- **Task to complete**
Of all the lines in the records, how many hold the word "Börsenst"? Answer with the number only.

- **Supplied material**
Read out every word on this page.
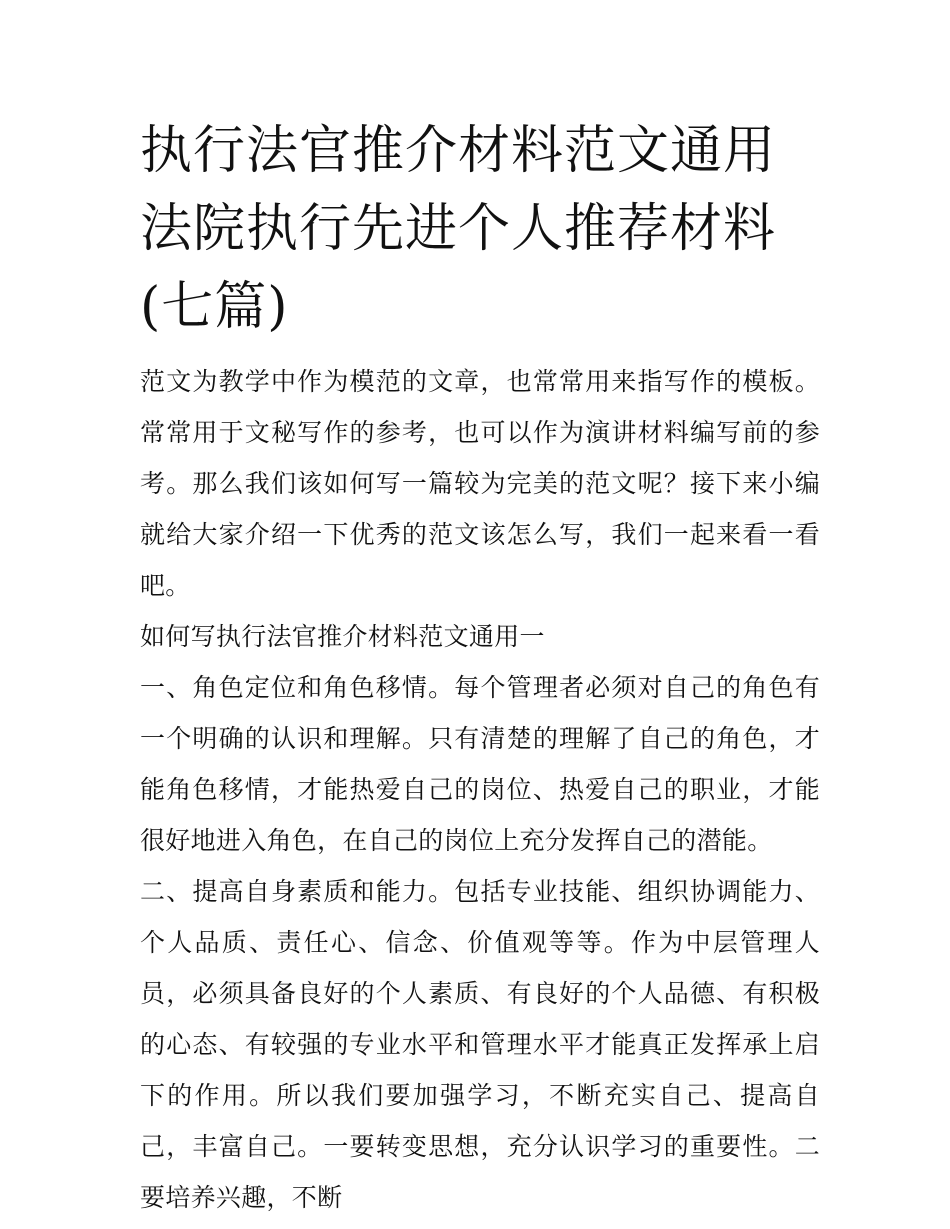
执行法官推介材料范文通用 法院执行先进个人推荐材料(七篇)

范文为教学中作为模范的文章，也常常用来指写作的模板。常常用于文秘写作的参考，也可以作为演讲材料编写前的参考。那么我们该如何写一篇较为完美的范文呢？接下来小编就给大家介绍一下优秀的范文该怎么写，我们一起来看一看吧。

如何写执行法官推介材料范文通用一

一、角色定位和角色移情。每个管理者必须对自己的角色有一个明确的认识和理解。只有清楚的理解了自己的角色，才能角色移情，才能热爱自己的岗位、热爱自己的职业，才能很好地进入角色，在自己的岗位上充分发挥自己的潜能。

二、提高自身素质和能力。包括专业技能、组织协调能力、个人品质、责任心、信念、价值观等等。作为中层管理人员，必须具备良好的个人素质、有良好的个人品德、有积极的心态、有较强的专业水平和管理水平才能真正发挥承上启下的作用。所以我们要加强学习，不断充实自己、提高自己，丰富自己。一要转变思想，充分认识学习的重要性。二要培养兴趣，不断
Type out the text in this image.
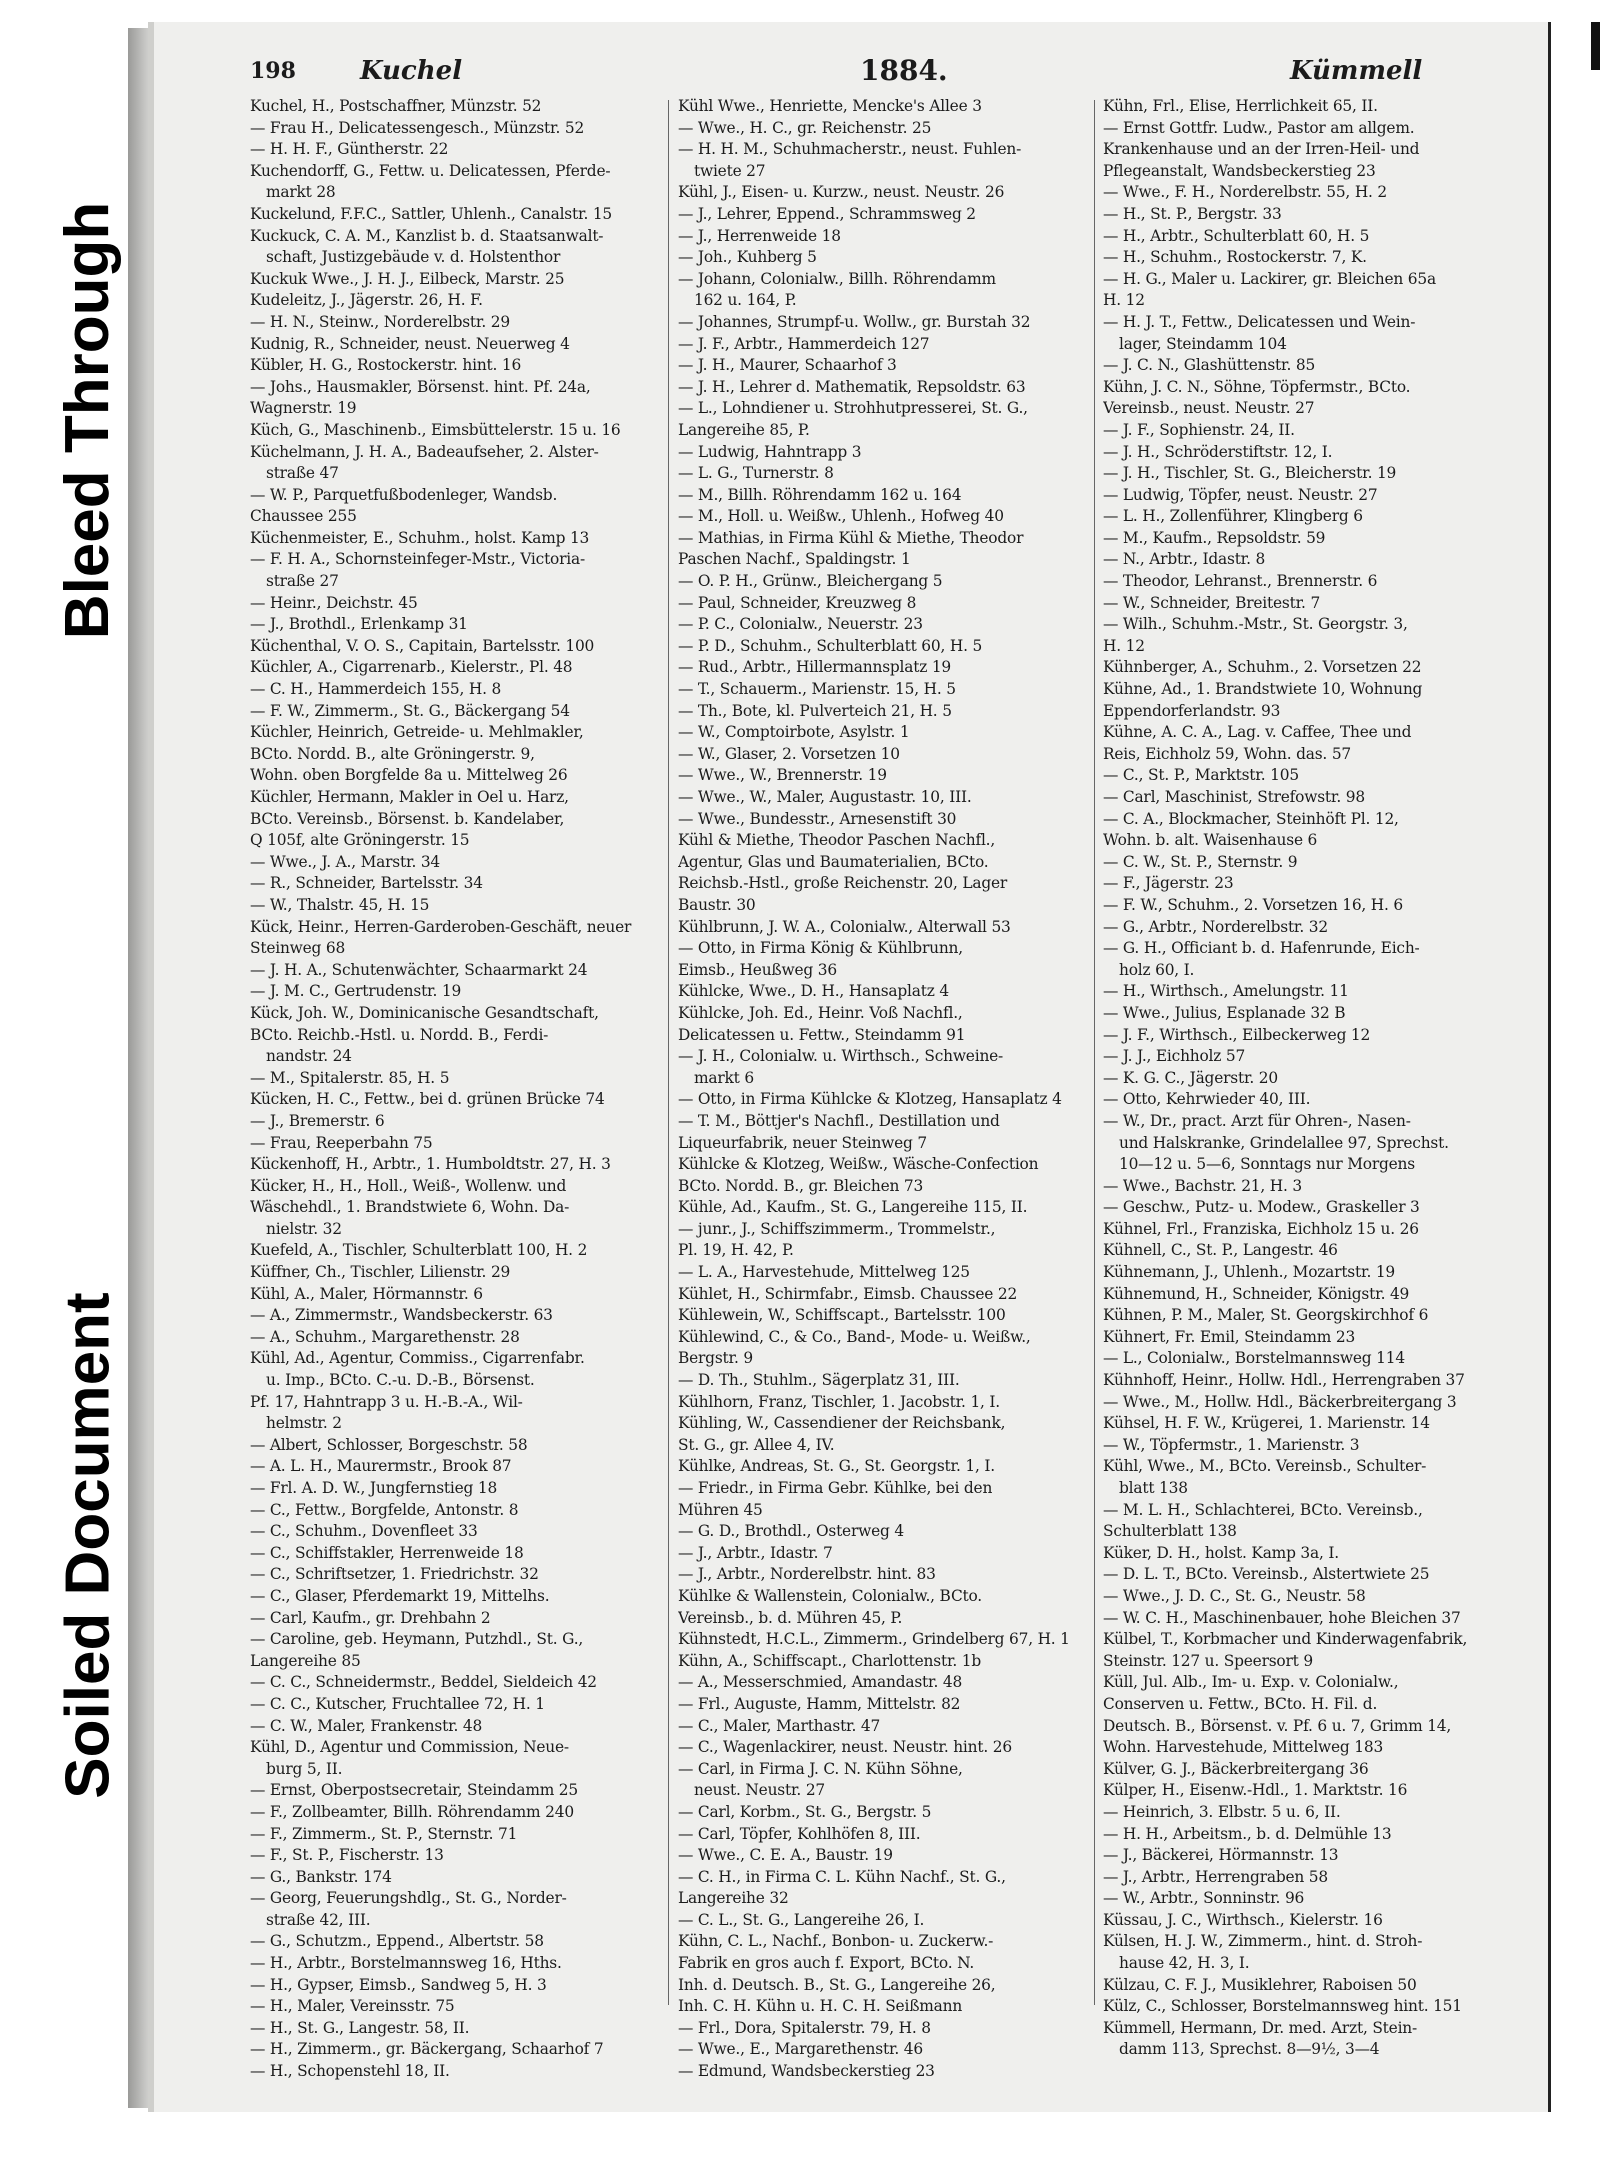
Bleed Through
Soiled Document
198 Kuchel	1884.	Kümmell
Kuchel, H., Postschaffner, Münzstr. 52
— Frau H., Delicatessengesch., Münzstr. 52
— H. H. F., Güntherstr. 22
Kuchendorff, G., Fettw. u. Delicatessen, Pferde-
markt 28
Kuckelund, F.F.C., Sattler, Uhlenh., Canalstr. 15
Kuckuck, C. A. M., Kanzlist b. d. Staatsanwalt-
schaft, Justizgebäude v. d. Holstenthor
Kuckuk Wwe., J. H. J., Eilbeck, Marstr. 25
Kudeleitz, J., Jägerstr. 26, H. F.
— H. N., Steinw., Norderelbstr. 29
Kudnig, R., Schneider, neust. Neuerweg 4
Kübler, H. G., Rostockerstr. hint. 16
— Johs., Hausmakler, Börsenst. hint. Pf. 24a,
Wagnerstr. 19
Küch, G., Maschinenb., Eimsbüttelerstr. 15 u. 16
Küchelmann, J. H. A., Badeaufseher, 2. Alster-
straße 47
— W. P., Parquetfußbodenleger, Wandsb.
Chaussee 255
Küchenmeister, E., Schuhm., holst. Kamp 13
— F. H. A., Schornsteinfeger-Mstr., Victoria-
straße 27
— Heinr., Deichstr. 45
— J., Brothdl., Erlenkamp 31
Küchenthal, V. O. S., Capitain, Bartelsstr. 100
Küchler, A., Cigarrenarb., Kielerstr., Pl. 48
— C. H., Hammerdeich 155, H. 8
— F. W., Zimmerm., St. G., Bäckergang 54
Küchler, Heinrich, Getreide- u. Mehlmakler,
BCto. Nordd. B., alte Gröningerstr. 9,
Wohn. oben Borgfelde 8a u. Mittelweg 26
Küchler, Hermann, Makler in Oel u. Harz,
BCto. Vereinsb., Börsenst. b. Kandelaber,
Q 105f, alte Gröningerstr. 15
— Wwe., J. A., Marstr. 34
— R., Schneider, Bartelsstr. 34
— W., Thalstr. 45, H. 15
Kück, Heinr., Herren-Garderoben-Geschäft, neuer
Steinweg 68
— J. H. A., Schutenwächter, Schaarmarkt 24
— J. M. C., Gertrudenstr. 19
Kück, Joh. W., Dominicanische Gesandtschaft,
BCto. Reichb.-Hstl. u. Nordd. B., Ferdi-
nandstr. 24
— M., Spitalerstr. 85, H. 5
Kücken, H. C., Fettw., bei d. grünen Brücke 74
— J., Bremerstr. 6
— Frau, Reeperbahn 75
Kückenhoff, H., Arbtr., 1. Humboldtstr. 27, H. 3
Kücker, H., H., Holl., Weiß-, Wollenw. und
Wäschehdl., 1. Brandstwiete 6, Wohn. Da-
nielstr. 32
Kuefeld, A., Tischler, Schulterblatt 100, H. 2
Küffner, Ch., Tischler, Lilienstr. 29
Kühl, A., Maler, Hörmannstr. 6
— A., Zimmermstr., Wandsbeckerstr. 63
— A., Schuhm., Margarethenstr. 28
Kühl, Ad., Agentur, Commiss., Cigarrenfabr.
u. Imp., BCto. C.-u. D.-B., Börsenst.
Pf. 17, Hahntrapp 3 u. H.-B.-A., Wil-
helmstr. 2
— Albert, Schlosser, Borgeschstr. 58
— A. L. H., Maurermstr., Brook 87
— Frl. A. D. W., Jungfernstieg 18
— C., Fettw., Borgfelde, Antonstr. 8
— C., Schuhm., Dovenfleet 33
— C., Schiffstakler, Herrenweide 18
— C., Schriftsetzer, 1. Friedrichstr. 32
— C., Glaser, Pferdemarkt 19, Mittelhs.
— Carl, Kaufm., gr. Drehbahn 2
— Caroline, geb. Heymann, Putzhdl., St. G.,
Langereihe 85
— C. C., Schneidermstr., Beddel, Sieldeich 42
— C. C., Kutscher, Fruchtallee 72, H. 1
— C. W., Maler, Frankenstr. 48
Kühl, D., Agentur und Commission, Neue-
burg 5, II.
— Ernst, Oberpostsecretair, Steindamm 25
— F., Zollbeamter, Billh. Röhrendamm 240
— F., Zimmerm., St. P., Sternstr. 71
— F., St. P., Fischerstr. 13
— G., Bankstr. 174
— Georg, Feuerungshdlg., St. G., Norder-
straße 42, III.
— G., Schutzm., Eppend., Albertstr. 58
— H., Arbtr., Borstelmannsweg 16, Hths.
— H., Gypser, Eimsb., Sandweg 5, H. 3
— H., Maler, Vereinsstr. 75
— H., St. G., Langestr. 58, II.
— H., Zimmerm., gr. Bäckergang, Schaarhof 7
— H., Schopenstehl 18, II.
Kühl Wwe., Henriette, Mencke's Allee 3
— Wwe., H. C., gr. Reichenstr. 25
— H. H. M., Schuhmacherstr., neust. Fuhlen-
twiete 27
Kühl, J., Eisen- u. Kurzw., neust. Neustr. 26
— J., Lehrer, Eppend., Schrammsweg 2
— J., Herrenweide 18
— Joh., Kuhberg 5
— Johann, Colonialw., Billh. Röhrendamm
162 u. 164, P.
— Johannes, Strumpf-u. Wollw., gr. Burstah 32
— J. F., Arbtr., Hammerdeich 127
— J. H., Maurer, Schaarhof 3
— J. H., Lehrer d. Mathematik, Repsoldstr. 63
— L., Lohndiener u. Strohhutpresserei, St. G.,
Langereihe 85, P.
— Ludwig, Hahntrapp 3
— L. G., Turnerstr. 8
— M., Billh. Röhrendamm 162 u. 164
— M., Holl. u. Weißw., Uhlenh., Hofweg 40
— Mathias, in Firma Kühl & Miethe, Theodor
Paschen Nachf., Spaldingstr. 1
— O. P. H., Grünw., Bleichergang 5
— Paul, Schneider, Kreuzweg 8
— P. C., Colonialw., Neuerstr. 23
— P. D., Schuhm., Schulterblatt 60, H. 5
— Rud., Arbtr., Hillermannsplatz 19
— T., Schauerm., Marienstr. 15, H. 5
— Th., Bote, kl. Pulverteich 21, H. 5
— W., Comptoirbote, Asylstr. 1
— W., Glaser, 2. Vorsetzen 10
— Wwe., W., Brennerstr. 19
— Wwe., W., Maler, Augustastr. 10, III.
— Wwe., Bundesstr., Arnesenstift 30
Kühl & Miethe, Theodor Paschen Nachfl.,
Agentur, Glas und Baumaterialien, BCto.
Reichsb.-Hstl., große Reichenstr. 20, Lager
Baustr. 30
Kühlbrunn, J. W. A., Colonialw., Alterwall 53
— Otto, in Firma König & Kühlbrunn,
Eimsb., Heußweg 36
Kühlcke, Wwe., D. H., Hansaplatz 4
Kühlcke, Joh. Ed., Heinr. Voß Nachfl.,
Delicatessen u. Fettw., Steindamm 91
— J. H., Colonialw. u. Wirthsch., Schweine-
markt 6
— Otto, in Firma Kühlcke & Klotzeg, Hansaplatz 4
— T. M., Böttjer's Nachfl., Destillation und
Liqueurfabrik, neuer Steinweg 7
Kühlcke & Klotzeg, Weißw., Wäsche-Confection
BCto. Nordd. B., gr. Bleichen 73
Kühle, Ad., Kaufm., St. G., Langereihe 115, II.
— junr., J., Schiffszimmerm., Trommelstr.,
Pl. 19, H. 42, P.
— L. A., Harvestehude, Mittelweg 125
Kühlet, H., Schirmfabr., Eimsb. Chaussee 22
Kühlewein, W., Schiffscapt., Bartelsstr. 100
Kühlewind, C., & Co., Band-, Mode- u. Weißw.,
Bergstr. 9
— D. Th., Stuhlm., Sägerplatz 31, III.
Kühlhorn, Franz, Tischler, 1. Jacobstr. 1, I.
Kühling, W., Cassendiener der Reichsbank,
St. G., gr. Allee 4, IV.
Kühlke, Andreas, St. G., St. Georgstr. 1, I.
— Friedr., in Firma Gebr. Kühlke, bei den
Mühren 45
— G. D., Brothdl., Osterweg 4
— J., Arbtr., Idastr. 7
— J., Arbtr., Norderelbstr. hint. 83
Kühlke & Wallenstein, Colonialw., BCto.
Vereinsb., b. d. Mühren 45, P.
Kühnstedt, H.C.L., Zimmerm., Grindelberg 67, H. 1
Kühn, A., Schiffscapt., Charlottenstr. 1b
— A., Messerschmied, Amandastr. 48
— Frl., Auguste, Hamm, Mittelstr. 82
— C., Maler, Marthastr. 47
— C., Wagenlackirer, neust. Neustr. hint. 26
— Carl, in Firma J. C. N. Kühn Söhne,
neust. Neustr. 27
— Carl, Korbm., St. G., Bergstr. 5
— Carl, Töpfer, Kohlhöfen 8, III.
— Wwe., C. E. A., Baustr. 19
— C. H., in Firma C. L. Kühn Nachf., St. G.,
Langereihe 32
— C. L., St. G., Langereihe 26, I.
Kühn, C. L., Nachf., Bonbon- u. Zuckerw.-
Fabrik en gros auch f. Export, BCto. N.
Inh. d. Deutsch. B., St. G., Langereihe 26,
Inh. C. H. Kühn u. H. C. H. Seißmann
— Frl., Dora, Spitalerstr. 79, H. 8
— Wwe., E., Margarethenstr. 46
— Edmund, Wandsbeckerstieg 23
Kühn, Frl., Elise, Herrlichkeit 65, II.
— Ernst Gottfr. Ludw., Pastor am allgem.
Krankenhause und an der Irren-Heil- und
Pflegeanstalt, Wandsbeckerstieg 23
— Wwe., F. H., Norderelbstr. 55, H. 2
— H., St. P., Bergstr. 33
— H., Arbtr., Schulterblatt 60, H. 5
— H., Schuhm., Rostockerstr. 7, K.
— H. G., Maler u. Lackirer, gr. Bleichen 65a
H. 12
— H. J. T., Fettw., Delicatessen und Wein-
lager, Steindamm 104
— J. C. N., Glashüttenstr. 85
Kühn, J. C. N., Söhne, Töpfermstr., BCto.
Vereinsb., neust. Neustr. 27
— J. F., Sophienstr. 24, II.
— J. H., Schröderstiftstr. 12, I.
— J. H., Tischler, St. G., Bleicherstr. 19
— Ludwig, Töpfer, neust. Neustr. 27
— L. H., Zollenführer, Klingberg 6
— M., Kaufm., Repsoldstr. 59
— N., Arbtr., Idastr. 8
— Theodor, Lehranst., Brennerstr. 6
— W., Schneider, Breitestr. 7
— Wilh., Schuhm.-Mstr., St. Georgstr. 3,
H. 12
Kühnberger, A., Schuhm., 2. Vorsetzen 22
Kühne, Ad., 1. Brandstwiete 10, Wohnung
Eppendorferlandstr. 93
Kühne, A. C. A., Lag. v. Caffee, Thee und
Reis, Eichholz 59, Wohn. das. 57
— C., St. P., Marktstr. 105
— Carl, Maschinist, Strefowstr. 98
— C. A., Blockmacher, Steinhöft Pl. 12,
Wohn. b. alt. Waisenhause 6
— C. W., St. P., Sternstr. 9
— F., Jägerstr. 23
— F. W., Schuhm., 2. Vorsetzen 16, H. 6
— G., Arbtr., Norderelbstr. 32
— G. H., Officiant b. d. Hafenrunde, Eich-
holz 60, I.
— H., Wirthsch., Amelungstr. 11
— Wwe., Julius, Esplanade 32 B
— J. F., Wirthsch., Eilbeckerweg 12
— J. J., Eichholz 57
— K. G. C., Jägerstr. 20
— Otto, Kehrwieder 40, III.
— W., Dr., pract. Arzt für Ohren-, Nasen-
und Halskranke, Grindelallee 97, Sprechst.
10—12 u. 5—6, Sonntags nur Morgens
— Wwe., Bachstr. 21, H. 3
— Geschw., Putz- u. Modew., Graskeller 3
Kühnel, Frl., Franziska, Eichholz 15 u. 26
Kühnell, C., St. P., Langestr. 46
Kühnemann, J., Uhlenh., Mozartstr. 19
Kühnemund, H., Schneider, Königstr. 49
Kühnen, P. M., Maler, St. Georgskirchhof 6
Kühnert, Fr. Emil, Steindamm 23
— L., Colonialw., Borstelmannsweg 114
Kühnhoff, Heinr., Hollw. Hdl., Herrengraben 37
— Wwe., M., Hollw. Hdl., Bäckerbreitergang 3
Kühsel, H. F. W., Krügerei, 1. Marienstr. 14
— W., Töpfermstr., 1. Marienstr. 3
Kühl, Wwe., M., BCto. Vereinsb., Schulter-
blatt 138
— M. L. H., Schlachterei, BCto. Vereinsb.,
Schulterblatt 138
Küker, D. H., holst. Kamp 3a, I.
— D. L. T., BCto. Vereinsb., Alstertwiete 25
— Wwe., J. D. C., St. G., Neustr. 58
— W. C. H., Maschinenbauer, hohe Bleichen 37
Külbel, T., Korbmacher und Kinderwagenfabrik,
Steinstr. 127 u. Speersort 9
Küll, Jul. Alb., Im- u. Exp. v. Colonialw.,
Conserven u. Fettw., BCto. H. Fil. d.
Deutsch. B., Börsenst. v. Pf. 6 u. 7, Grimm 14,
Wohn. Harvestehude, Mittelweg 183
Külver, G. J., Bäckerbreitergang 36
Külper, H., Eisenw.-Hdl., 1. Marktstr. 16
— Heinrich, 3. Elbstr. 5 u. 6, II.
— H. H., Arbeitsm., b. d. Delmühle 13
— J., Bäckerei, Hörmannstr. 13
— J., Arbtr., Herrengraben 58
— W., Arbtr., Sonninstr. 96
Küssau, J. C., Wirthsch., Kielerstr. 16
Külsen, H. J. W., Zimmerm., hint. d. Stroh-
hause 42, H. 3, I.
Külzau, C. F. J., Musiklehrer, Raboisen 50
Külz, C., Schlosser, Borstelmannsweg hint. 151
Kümmell, Hermann, Dr. med. Arzt, Stein-
damm 113, Sprechst. 8—9½, 3—4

- **Answer**
4